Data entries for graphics
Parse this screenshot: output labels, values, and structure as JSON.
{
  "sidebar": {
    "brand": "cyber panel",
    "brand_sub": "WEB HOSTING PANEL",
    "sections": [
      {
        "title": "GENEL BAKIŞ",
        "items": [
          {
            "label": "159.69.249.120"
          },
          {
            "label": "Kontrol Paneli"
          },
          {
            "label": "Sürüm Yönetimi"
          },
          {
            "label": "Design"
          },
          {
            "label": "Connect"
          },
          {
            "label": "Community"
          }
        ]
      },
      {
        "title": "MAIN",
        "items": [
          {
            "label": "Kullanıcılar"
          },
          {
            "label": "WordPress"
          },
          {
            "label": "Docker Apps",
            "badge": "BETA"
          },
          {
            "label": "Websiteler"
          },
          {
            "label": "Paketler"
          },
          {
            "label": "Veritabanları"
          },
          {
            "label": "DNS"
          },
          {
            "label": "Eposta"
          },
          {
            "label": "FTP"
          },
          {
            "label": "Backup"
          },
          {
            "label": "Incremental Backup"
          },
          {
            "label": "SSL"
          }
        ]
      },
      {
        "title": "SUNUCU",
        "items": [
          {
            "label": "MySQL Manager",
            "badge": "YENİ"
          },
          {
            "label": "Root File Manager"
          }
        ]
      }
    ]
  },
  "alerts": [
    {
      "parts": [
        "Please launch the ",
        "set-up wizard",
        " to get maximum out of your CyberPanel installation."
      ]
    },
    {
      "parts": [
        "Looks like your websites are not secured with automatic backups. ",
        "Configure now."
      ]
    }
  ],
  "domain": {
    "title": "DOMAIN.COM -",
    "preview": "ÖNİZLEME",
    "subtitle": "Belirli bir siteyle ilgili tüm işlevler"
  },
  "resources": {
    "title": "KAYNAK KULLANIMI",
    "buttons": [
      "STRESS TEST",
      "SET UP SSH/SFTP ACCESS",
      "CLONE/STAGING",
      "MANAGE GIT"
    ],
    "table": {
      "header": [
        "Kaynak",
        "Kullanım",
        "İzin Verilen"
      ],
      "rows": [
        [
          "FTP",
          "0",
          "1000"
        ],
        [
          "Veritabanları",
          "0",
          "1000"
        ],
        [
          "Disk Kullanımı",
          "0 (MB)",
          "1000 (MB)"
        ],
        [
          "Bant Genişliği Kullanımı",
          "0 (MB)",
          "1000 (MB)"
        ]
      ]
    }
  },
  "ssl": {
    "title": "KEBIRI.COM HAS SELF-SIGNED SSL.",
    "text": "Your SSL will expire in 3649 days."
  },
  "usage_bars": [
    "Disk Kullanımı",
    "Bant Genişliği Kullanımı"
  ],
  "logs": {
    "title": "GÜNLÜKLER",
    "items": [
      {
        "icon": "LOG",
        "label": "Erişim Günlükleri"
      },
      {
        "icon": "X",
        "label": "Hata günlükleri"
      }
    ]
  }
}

# [SET EXERCISE]
State only how many lines in the material include "Bant".

# [REPLY]
2